For each line in the data below that holds "Consumer", return a copy.

─── MATERIAL FOR THE TASK ───

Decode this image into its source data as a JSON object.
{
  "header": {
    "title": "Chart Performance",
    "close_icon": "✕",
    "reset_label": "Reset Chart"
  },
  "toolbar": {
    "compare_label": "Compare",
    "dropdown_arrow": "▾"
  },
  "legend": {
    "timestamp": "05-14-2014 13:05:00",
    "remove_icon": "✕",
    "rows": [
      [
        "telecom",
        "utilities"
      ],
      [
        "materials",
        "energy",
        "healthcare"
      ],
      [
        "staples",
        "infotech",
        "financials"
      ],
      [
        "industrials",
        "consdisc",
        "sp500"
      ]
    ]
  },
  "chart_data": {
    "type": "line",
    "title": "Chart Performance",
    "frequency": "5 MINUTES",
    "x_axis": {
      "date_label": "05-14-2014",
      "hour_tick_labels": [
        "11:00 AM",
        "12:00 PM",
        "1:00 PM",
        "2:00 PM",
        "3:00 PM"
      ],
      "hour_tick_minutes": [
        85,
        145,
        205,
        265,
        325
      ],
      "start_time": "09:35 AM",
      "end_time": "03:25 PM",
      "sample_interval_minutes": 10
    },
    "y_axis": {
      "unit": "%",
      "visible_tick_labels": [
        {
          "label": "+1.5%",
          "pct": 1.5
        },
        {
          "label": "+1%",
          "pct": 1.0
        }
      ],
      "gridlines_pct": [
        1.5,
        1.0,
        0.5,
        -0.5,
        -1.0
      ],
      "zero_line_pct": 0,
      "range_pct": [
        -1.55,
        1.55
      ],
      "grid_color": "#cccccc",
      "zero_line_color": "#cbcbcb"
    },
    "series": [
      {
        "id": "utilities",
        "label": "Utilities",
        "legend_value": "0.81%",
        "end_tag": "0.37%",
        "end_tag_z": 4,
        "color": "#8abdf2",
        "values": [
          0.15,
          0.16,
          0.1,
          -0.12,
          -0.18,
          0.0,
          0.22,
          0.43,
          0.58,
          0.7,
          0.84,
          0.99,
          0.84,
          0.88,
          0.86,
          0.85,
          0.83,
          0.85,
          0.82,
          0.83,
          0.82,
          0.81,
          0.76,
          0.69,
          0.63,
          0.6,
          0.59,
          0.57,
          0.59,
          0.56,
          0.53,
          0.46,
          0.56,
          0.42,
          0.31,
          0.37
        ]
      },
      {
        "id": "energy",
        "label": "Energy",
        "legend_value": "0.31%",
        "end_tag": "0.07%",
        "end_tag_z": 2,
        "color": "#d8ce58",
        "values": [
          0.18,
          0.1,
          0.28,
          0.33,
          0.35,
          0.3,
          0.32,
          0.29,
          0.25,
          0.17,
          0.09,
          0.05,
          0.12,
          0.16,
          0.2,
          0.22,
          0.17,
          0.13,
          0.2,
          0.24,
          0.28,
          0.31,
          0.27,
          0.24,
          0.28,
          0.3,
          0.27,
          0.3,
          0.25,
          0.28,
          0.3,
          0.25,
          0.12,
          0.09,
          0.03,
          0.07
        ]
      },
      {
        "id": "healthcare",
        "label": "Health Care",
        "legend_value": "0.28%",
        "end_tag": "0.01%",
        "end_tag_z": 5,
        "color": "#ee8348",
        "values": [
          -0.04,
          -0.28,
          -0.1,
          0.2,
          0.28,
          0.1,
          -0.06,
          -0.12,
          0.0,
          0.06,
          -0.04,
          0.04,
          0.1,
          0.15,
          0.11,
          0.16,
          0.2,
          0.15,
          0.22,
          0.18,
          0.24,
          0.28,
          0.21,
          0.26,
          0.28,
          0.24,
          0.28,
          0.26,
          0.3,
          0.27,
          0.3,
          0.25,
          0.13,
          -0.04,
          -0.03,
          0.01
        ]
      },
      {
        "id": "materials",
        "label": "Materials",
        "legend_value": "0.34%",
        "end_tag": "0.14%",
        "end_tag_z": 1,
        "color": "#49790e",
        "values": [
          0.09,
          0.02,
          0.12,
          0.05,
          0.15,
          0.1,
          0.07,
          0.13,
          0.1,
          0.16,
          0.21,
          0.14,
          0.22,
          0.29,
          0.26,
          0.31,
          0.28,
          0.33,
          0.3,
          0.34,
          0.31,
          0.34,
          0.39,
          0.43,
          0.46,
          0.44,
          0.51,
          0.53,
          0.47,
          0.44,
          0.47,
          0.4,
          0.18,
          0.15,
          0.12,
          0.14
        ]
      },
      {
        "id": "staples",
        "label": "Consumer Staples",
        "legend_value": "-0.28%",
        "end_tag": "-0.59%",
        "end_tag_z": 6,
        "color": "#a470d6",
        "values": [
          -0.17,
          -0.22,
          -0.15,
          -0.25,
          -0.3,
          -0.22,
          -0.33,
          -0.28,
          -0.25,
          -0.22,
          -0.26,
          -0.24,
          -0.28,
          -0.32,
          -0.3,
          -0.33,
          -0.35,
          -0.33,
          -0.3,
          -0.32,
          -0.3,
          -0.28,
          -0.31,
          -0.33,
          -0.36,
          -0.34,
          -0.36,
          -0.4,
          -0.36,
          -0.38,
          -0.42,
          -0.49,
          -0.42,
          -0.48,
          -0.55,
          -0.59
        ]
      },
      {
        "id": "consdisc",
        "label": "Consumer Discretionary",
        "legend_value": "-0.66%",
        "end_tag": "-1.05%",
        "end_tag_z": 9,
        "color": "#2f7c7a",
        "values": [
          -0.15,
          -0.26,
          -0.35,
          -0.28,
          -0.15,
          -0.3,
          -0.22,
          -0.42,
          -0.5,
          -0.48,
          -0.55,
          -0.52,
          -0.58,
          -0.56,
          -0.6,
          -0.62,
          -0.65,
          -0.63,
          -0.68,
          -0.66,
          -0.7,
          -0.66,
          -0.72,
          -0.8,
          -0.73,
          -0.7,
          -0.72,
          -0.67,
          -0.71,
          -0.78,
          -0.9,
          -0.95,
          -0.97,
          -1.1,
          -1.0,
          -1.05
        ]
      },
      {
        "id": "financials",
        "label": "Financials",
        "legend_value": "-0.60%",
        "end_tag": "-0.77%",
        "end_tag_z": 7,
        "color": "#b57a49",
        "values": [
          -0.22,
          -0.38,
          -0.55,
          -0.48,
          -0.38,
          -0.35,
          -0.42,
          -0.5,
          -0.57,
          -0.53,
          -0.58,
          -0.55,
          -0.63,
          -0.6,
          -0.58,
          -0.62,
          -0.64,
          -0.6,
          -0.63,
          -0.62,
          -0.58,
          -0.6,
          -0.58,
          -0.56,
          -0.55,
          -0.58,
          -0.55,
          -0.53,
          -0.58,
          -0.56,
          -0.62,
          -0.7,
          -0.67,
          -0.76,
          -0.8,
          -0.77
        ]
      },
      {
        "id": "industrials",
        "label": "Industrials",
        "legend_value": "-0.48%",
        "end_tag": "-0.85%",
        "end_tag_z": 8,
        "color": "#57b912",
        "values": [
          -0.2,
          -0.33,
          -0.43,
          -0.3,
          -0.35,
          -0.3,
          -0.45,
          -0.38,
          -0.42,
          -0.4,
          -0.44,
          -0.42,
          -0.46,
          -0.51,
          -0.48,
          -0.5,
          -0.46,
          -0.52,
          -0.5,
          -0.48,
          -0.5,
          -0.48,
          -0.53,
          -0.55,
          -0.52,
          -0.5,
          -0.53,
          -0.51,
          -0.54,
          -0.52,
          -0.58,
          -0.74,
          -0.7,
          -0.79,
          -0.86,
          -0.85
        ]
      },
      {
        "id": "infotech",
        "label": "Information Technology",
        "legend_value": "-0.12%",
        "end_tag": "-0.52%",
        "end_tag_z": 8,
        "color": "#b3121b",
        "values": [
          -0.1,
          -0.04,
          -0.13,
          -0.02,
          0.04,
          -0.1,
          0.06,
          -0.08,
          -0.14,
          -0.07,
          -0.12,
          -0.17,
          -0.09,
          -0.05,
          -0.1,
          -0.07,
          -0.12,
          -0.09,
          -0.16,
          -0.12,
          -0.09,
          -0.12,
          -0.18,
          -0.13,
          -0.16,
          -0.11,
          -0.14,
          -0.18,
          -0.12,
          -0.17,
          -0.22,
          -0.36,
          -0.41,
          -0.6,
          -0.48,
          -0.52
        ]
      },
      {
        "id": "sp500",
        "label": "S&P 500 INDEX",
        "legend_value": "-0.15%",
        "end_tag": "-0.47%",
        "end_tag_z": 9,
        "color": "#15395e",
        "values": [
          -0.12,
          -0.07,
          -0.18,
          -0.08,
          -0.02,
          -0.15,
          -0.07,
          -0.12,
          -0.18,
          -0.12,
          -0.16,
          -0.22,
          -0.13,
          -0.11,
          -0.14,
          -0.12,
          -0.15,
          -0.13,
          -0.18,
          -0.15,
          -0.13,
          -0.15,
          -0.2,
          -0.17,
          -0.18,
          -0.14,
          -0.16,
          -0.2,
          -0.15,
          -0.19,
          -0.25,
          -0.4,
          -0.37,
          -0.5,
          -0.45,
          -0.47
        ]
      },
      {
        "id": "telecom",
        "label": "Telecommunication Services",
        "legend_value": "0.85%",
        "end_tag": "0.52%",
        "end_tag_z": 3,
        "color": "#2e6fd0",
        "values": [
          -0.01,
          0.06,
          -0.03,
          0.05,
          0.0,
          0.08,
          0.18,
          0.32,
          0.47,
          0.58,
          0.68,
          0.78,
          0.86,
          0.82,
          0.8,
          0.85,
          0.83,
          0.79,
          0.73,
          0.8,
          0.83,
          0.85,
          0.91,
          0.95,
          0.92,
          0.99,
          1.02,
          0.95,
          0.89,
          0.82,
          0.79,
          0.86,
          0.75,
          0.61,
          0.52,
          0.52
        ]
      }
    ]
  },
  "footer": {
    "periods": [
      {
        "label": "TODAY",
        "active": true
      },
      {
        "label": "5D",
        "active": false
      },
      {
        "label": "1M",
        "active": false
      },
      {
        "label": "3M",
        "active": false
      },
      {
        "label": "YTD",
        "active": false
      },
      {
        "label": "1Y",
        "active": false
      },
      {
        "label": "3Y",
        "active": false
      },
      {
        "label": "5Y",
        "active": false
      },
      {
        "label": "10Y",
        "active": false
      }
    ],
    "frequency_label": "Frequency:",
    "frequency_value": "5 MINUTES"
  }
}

───

TASK RESPONSE —
        "label": "Consumer Staples",
        "label": "Consumer Discretionary",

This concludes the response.